====== DATA TO USE
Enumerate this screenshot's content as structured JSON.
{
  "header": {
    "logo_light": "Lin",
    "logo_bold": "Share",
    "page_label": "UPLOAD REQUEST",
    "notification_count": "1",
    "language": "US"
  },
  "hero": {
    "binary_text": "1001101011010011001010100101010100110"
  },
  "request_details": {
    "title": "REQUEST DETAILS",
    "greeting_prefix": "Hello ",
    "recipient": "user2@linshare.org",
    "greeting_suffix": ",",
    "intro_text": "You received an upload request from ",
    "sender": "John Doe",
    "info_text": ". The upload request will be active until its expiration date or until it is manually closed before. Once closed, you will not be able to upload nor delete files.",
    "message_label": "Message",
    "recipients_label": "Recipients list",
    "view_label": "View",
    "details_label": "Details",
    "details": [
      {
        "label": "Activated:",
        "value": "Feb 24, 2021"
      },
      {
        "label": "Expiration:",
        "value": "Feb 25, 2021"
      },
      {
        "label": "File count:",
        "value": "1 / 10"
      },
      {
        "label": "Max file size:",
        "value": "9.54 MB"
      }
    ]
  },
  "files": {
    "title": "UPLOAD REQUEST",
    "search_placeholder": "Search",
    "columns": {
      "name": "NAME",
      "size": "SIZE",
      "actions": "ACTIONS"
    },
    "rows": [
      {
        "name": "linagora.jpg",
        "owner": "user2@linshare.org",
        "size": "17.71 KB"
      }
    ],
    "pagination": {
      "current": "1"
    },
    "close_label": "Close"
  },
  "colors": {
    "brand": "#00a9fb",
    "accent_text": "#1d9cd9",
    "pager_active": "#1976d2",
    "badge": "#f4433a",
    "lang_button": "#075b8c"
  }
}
============
SHORT PROBLEM
Using the material above, report each line where "linshare" occurs.

COMPLETED TASK
    "recipient": "user2@linshare.org",
        "owner": "user2@linshare.org",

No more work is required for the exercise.